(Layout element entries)
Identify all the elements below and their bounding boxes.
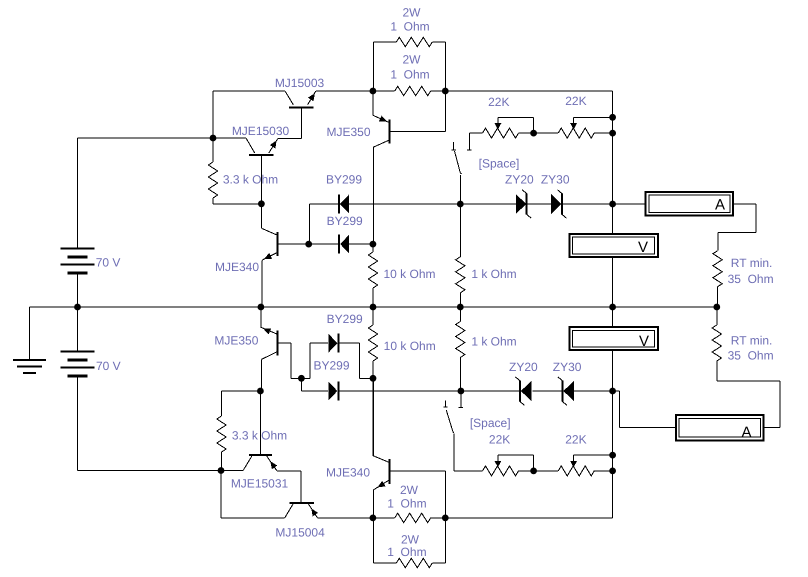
svg-text:BY299: BY299 — [326, 173, 362, 187]
svg-text:V: V — [638, 239, 648, 256]
svg-text:3.3 k Ohm: 3.3 k Ohm — [223, 172, 278, 186]
svg-text:1 k Ohm: 1 k Ohm — [471, 334, 516, 348]
svg-text:[Space]: [Space] — [479, 156, 520, 170]
svg-text:A: A — [741, 424, 751, 441]
svg-text:1 k Ohm: 1 k Ohm — [471, 267, 516, 281]
svg-text:BY299: BY299 — [327, 312, 363, 326]
svg-text:70 V: 70 V — [96, 256, 121, 270]
svg-text:MJE15031: MJE15031 — [231, 477, 289, 491]
svg-text:2W: 2W — [403, 52, 422, 66]
svg-text:2W: 2W — [403, 5, 422, 19]
svg-text:35 Ohm: 35 Ohm — [728, 349, 774, 363]
svg-text:ZY20: ZY20 — [505, 172, 534, 186]
svg-text:22K: 22K — [565, 94, 586, 108]
svg-text:10 k Ohm: 10 k Ohm — [384, 339, 436, 353]
svg-text:A: A — [715, 197, 725, 214]
svg-text:1 Ohm: 1 Ohm — [387, 497, 426, 511]
svg-text:MJE340: MJE340 — [326, 465, 370, 479]
svg-text:1 Ohm: 1 Ohm — [390, 68, 429, 82]
svg-text:22K: 22K — [565, 432, 586, 446]
svg-text:35 Ohm: 35 Ohm — [728, 272, 774, 286]
svg-text:10 k Ohm: 10 k Ohm — [383, 267, 435, 281]
svg-text:3.3 k Ohm: 3.3 k Ohm — [232, 428, 287, 442]
svg-text:MJ15004: MJ15004 — [275, 525, 325, 539]
svg-text:ZY30: ZY30 — [553, 360, 582, 374]
svg-text:MJE15030: MJE15030 — [232, 124, 290, 138]
svg-text:MJE340: MJE340 — [215, 260, 259, 274]
svg-text:RT min.: RT min. — [731, 256, 773, 270]
svg-text:MJE350: MJE350 — [326, 125, 370, 139]
svg-text:1 Ohm: 1 Ohm — [390, 19, 429, 33]
svg-text:MJE350: MJE350 — [214, 334, 258, 348]
svg-text:BY299: BY299 — [313, 359, 349, 373]
svg-text:BY299: BY299 — [327, 214, 363, 228]
svg-text:[Space]: [Space] — [470, 416, 511, 430]
svg-text:2W: 2W — [400, 483, 419, 497]
svg-text:RT min.: RT min. — [731, 334, 773, 348]
svg-text:22K: 22K — [488, 95, 509, 109]
svg-text:1 Ohm: 1 Ohm — [387, 545, 426, 559]
svg-text:70 V: 70 V — [96, 359, 121, 373]
svg-text:22K: 22K — [489, 432, 510, 446]
svg-text:MJ15003: MJ15003 — [275, 76, 325, 90]
svg-text:V: V — [639, 333, 649, 350]
svg-text:ZY20: ZY20 — [509, 360, 538, 374]
svg-text:ZY30: ZY30 — [541, 172, 570, 186]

● **Exercise directions**: Please output all of the rows above as a numbered list, with blank lines and pictures left out.

● **Solution for this exercise**:
1. Identify all the elements below and their bounding boxes.
2. svg-text:BY299: BY299 — [326, 173, 362, 187]
3. svg-text:V: V — [638, 239, 648, 256]
4. svg-text:3.3 k Ohm: 3.3 k Ohm — [223, 172, 278, 186]
5. svg-text:1 k Ohm: 1 k Ohm — [471, 334, 516, 348]
6. svg-text:[Space]: [Space] — [479, 156, 520, 170]
7. svg-text:A: A — [741, 424, 751, 441]
8. svg-text:1 k Ohm: 1 k Ohm — [471, 267, 516, 281]
9. svg-text:BY299: BY299 — [327, 312, 363, 326]
10. svg-text:70 V: 70 V — [96, 256, 121, 270]
11. svg-text:MJE15031: MJE15031 — [231, 477, 289, 491]
12. svg-text:2W: 2W — [403, 52, 422, 66]
13. svg-text:2W: 2W — [403, 5, 422, 19]
14. svg-text:35 Ohm: 35 Ohm — [728, 349, 774, 363]
15. svg-text:ZY20: ZY20 — [505, 172, 534, 186]
16. svg-text:22K: 22K — [565, 94, 586, 108]
17. svg-text:10 k Ohm: 10 k Ohm — [384, 339, 436, 353]
18. svg-text:A: A — [715, 197, 725, 214]
19. svg-text:1 Ohm: 1 Ohm — [387, 497, 426, 511]
20. svg-text:MJE340: MJE340 — [326, 465, 370, 479]
21. svg-text:1 Ohm: 1 Ohm — [390, 68, 429, 82]
22. svg-text:22K: 22K — [565, 432, 586, 446]
23. svg-text:35 Ohm: 35 Ohm — [728, 272, 774, 286]
24. svg-text:10 k Ohm: 10 k Ohm — [383, 267, 435, 281]
25. svg-text:3.3 k Ohm: 3.3 k Ohm — [232, 428, 287, 442]
26. svg-text:MJ15004: MJ15004 — [275, 525, 325, 539]
27. svg-text:ZY30: ZY30 — [553, 360, 582, 374]
28. svg-text:MJE15030: MJE15030 — [232, 124, 290, 138]
29. svg-text:MJE340: MJE340 — [215, 260, 259, 274]
30. svg-text:RT min.: RT min. — [731, 256, 773, 270]
31. svg-text:MJE350: MJE350 — [326, 125, 370, 139]
32. svg-text:1 Ohm: 1 Ohm — [390, 19, 429, 33]
33. svg-text:MJE350: MJE350 — [214, 334, 258, 348]
34. svg-text:BY299: BY299 — [313, 359, 349, 373]
35. svg-text:BY299: BY299 — [327, 214, 363, 228]
36. svg-text:[Space]: [Space] — [470, 416, 511, 430]
37. svg-text:2W: 2W — [400, 483, 419, 497]
38. svg-text:RT min.: RT min. — [731, 334, 773, 348]
39. svg-text:22K: 22K — [488, 95, 509, 109]
40. svg-text:1 Ohm: 1 Ohm — [387, 545, 426, 559]
41. svg-text:70 V: 70 V — [96, 359, 121, 373]
42. svg-text:22K: 22K — [489, 432, 510, 446]
43. svg-text:MJ15003: MJ15003 — [275, 76, 325, 90]
44. svg-text:V: V — [639, 333, 649, 350]
45. svg-text:ZY20: ZY20 — [509, 360, 538, 374]
46. svg-text:ZY30: ZY30 — [541, 172, 570, 186]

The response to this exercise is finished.